> **Do this**
Type out every line below exactly as it reads.

> **Records supplied**
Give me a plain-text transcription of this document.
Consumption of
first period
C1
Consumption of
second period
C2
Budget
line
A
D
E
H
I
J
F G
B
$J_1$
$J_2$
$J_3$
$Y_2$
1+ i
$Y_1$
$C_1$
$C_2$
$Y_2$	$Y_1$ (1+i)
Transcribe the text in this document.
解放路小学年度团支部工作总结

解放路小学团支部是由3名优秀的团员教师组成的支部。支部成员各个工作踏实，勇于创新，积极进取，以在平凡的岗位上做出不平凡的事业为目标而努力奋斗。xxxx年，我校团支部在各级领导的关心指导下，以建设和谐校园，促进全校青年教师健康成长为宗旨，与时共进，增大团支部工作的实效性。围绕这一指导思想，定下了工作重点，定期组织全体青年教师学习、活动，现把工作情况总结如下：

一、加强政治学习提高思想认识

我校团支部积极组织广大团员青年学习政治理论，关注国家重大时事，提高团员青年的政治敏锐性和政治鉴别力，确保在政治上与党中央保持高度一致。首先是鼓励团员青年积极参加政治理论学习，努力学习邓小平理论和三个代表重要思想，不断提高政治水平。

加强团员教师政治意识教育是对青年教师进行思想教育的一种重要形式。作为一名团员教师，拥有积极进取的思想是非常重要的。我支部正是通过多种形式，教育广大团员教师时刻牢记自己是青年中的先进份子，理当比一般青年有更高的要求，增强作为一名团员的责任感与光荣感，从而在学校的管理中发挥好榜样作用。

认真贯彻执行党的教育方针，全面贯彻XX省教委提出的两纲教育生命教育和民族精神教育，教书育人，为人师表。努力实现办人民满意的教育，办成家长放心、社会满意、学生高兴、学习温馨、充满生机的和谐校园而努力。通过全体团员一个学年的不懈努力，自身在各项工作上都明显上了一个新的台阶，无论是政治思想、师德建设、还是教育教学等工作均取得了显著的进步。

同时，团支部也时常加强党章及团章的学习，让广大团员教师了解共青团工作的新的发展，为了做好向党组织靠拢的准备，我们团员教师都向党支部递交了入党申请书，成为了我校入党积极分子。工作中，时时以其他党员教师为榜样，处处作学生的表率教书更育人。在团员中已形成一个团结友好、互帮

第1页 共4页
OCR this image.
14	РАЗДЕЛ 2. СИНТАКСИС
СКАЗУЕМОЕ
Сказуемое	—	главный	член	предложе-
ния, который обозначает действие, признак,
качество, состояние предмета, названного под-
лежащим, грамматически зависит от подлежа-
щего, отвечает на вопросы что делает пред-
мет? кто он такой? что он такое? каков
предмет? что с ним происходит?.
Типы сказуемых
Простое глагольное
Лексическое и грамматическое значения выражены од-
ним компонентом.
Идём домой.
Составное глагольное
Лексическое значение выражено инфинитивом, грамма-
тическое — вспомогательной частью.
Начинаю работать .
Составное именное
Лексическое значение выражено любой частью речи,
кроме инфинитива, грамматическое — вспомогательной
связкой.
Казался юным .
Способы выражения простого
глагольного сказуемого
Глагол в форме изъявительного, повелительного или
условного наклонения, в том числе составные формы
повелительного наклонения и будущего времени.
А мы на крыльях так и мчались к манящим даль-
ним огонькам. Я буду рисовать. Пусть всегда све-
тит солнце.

> **Answer in full**
Give me a plain-text transcription of this document.
Consumption of
first period
C1
Consumption of
second period
C2
Budget
line
A
D
E
H
I
J
F G
B
$J_1$
$J_2$
$J_3$
$Y_2$
1+ i
$Y_1$
$C_1$
$C_2$
$Y_2$	$Y_1$ (1+i)
Transcribe the text in this document.
解放路小学年度团支部工作总结

解放路小学团支部是由3名优秀的团员教师组成的支部。支部成员各个工作踏实，勇于创新，积极进取，以在平凡的岗位上做出不平凡的事业为目标而努力奋斗。xxxx年，我校团支部在各级领导的关心指导下，以建设和谐校园，促进全校青年教师健康成长为宗旨，与时共进，增大团支部工作的实效性。围绕这一指导思想，定下了工作重点，定期组织全体青年教师学习、活动，现把工作情况总结如下：

一、加强政治学习提高思想认识

我校团支部积极组织广大团员青年学习政治理论，关注国家重大时事，提高团员青年的政治敏锐性和政治鉴别力，确保在政治上与党中央保持高度一致。首先是鼓励团员青年积极参加政治理论学习，努力学习邓小平理论和三个代表重要思想，不断提高政治水平。

加强团员教师政治意识教育是对青年教师进行思想教育的一种重要形式。作为一名团员教师，拥有积极进取的思想是非常重要的。我支部正是通过多种形式，教育广大团员教师时刻牢记自己是青年中的先进份子，理当比一般青年有更高的要求，增强作为一名团员的责任感与光荣感，从而在学校的管理中发挥好榜样作用。

认真贯彻执行党的教育方针，全面贯彻XX省教委提出的两纲教育生命教育和民族精神教育，教书育人，为人师表。努力实现办人民满意的教育，办成家长放心、社会满意、学生高兴、学习温馨、充满生机的和谐校园而努力。通过全体团员一个学年的不懈努力，自身在各项工作上都明显上了一个新的台阶，无论是政治思想、师德建设、还是教育教学等工作均取得了显著的进步。

同时，团支部也时常加强党章及团章的学习，让广大团员教师了解共青团工作的新的发展，为了做好向党组织靠拢的准备，我们团员教师都向党支部递交了入党申请书，成为了我校入党积极分子。工作中，时时以其他党员教师为榜样，处处作学生的表率教书更育人。在团员中已形成一个团结友好、互帮

第1页 共4页
OCR this image.
14	РАЗДЕЛ 2. СИНТАКСИС
СКАЗУЕМОЕ
Сказуемое	—	главный	член	предложе-
ния, который обозначает действие, признак,
качество, состояние предмета, названного под-
лежащим, грамматически зависит от подлежа-
щего, отвечает на вопросы что делает пред-
мет? кто он такой? что он такое? каков
предмет? что с ним происходит?.
Типы сказуемых
Простое глагольное
Лексическое и грамматическое значения выражены од-
ним компонентом.
Идём домой.
Составное глагольное
Лексическое значение выражено инфинитивом, грамма-
тическое — вспомогательной частью.
Начинаю работать .
Составное именное
Лексическое значение выражено любой частью речи,
кроме инфинитива, грамматическое — вспомогательной
связкой.
Казался юным .
Способы выражения простого
глагольного сказуемого
Глагол в форме изъявительного, повелительного или
условного наклонения, в том числе составные формы
повелительного наклонения и будущего времени.
А мы на крыльях так и мчались к манящим даль-
ним огонькам. Я буду рисовать. Пусть всегда све-
тит солнце.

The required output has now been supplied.